━━━━━ DATASET

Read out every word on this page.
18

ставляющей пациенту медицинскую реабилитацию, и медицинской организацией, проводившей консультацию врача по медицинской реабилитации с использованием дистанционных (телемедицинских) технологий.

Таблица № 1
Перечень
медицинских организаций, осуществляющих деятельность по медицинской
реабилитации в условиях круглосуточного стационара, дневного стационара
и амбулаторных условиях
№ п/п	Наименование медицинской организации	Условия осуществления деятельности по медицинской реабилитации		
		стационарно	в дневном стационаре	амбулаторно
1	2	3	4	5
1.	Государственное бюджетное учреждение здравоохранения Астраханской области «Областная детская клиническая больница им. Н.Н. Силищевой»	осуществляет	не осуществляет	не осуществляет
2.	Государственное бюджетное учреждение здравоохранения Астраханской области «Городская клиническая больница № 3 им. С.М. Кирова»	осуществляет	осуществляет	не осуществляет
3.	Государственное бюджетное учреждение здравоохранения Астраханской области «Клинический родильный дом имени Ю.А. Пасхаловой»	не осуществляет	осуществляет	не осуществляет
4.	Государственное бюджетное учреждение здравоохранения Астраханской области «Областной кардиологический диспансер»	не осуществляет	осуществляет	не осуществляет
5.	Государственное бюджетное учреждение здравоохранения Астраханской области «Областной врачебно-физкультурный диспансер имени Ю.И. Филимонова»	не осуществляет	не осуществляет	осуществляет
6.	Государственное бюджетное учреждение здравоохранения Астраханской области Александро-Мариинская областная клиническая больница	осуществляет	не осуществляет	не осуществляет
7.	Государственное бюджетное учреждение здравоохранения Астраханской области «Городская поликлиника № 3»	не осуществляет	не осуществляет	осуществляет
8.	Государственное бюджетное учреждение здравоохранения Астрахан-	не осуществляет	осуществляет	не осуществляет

━━━━━━━━━━

* PROBLEM STATEMENT *
Which lines hold the word "имени"? Return all of them from the records above.

* OUTPUT BELOW *
3.	Государственное бюджетное учреждение здравоохранения Астраханской области «Клинический родильный дом имени Ю.А. Пасхаловой»	не осуществляет	осуществляет	не осуществляет
5.	Государственное бюджетное учреждение здравоохранения Астраханской области «Областной врачебно-физкультурный диспансер имени Ю.И. Филимонова»	не осуществляет	не осуществляет	осуществляет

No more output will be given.